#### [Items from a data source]
* begin *

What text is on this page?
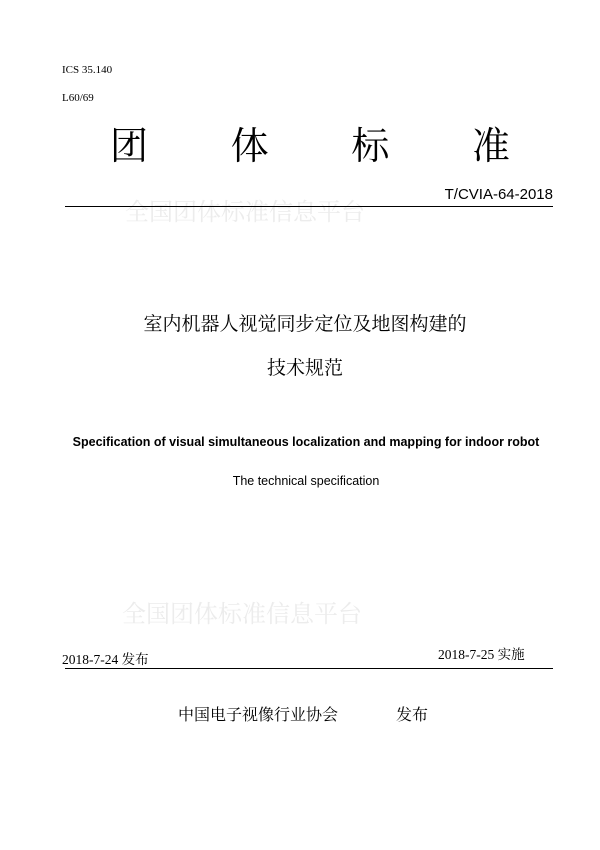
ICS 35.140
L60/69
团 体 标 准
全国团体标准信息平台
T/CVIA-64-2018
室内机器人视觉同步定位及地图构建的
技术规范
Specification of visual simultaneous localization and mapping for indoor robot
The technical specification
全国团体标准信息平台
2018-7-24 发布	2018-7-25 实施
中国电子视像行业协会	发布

* end *

#### [The task]
Return every line of the records exactly as given, pictures excluded.

#### [Result of the task]
What text is on this page?
ICS 35.140
L60/69
团 体 标 准
全国团体标准信息平台
T/CVIA-64-2018
室内机器人视觉同步定位及地图构建的
技术规范
Specification of visual simultaneous localization and mapping for indoor robot
The technical specification
全国团体标准信息平台
2018-7-24 发布	2018-7-25 实施
中国电子视像行业协会	发布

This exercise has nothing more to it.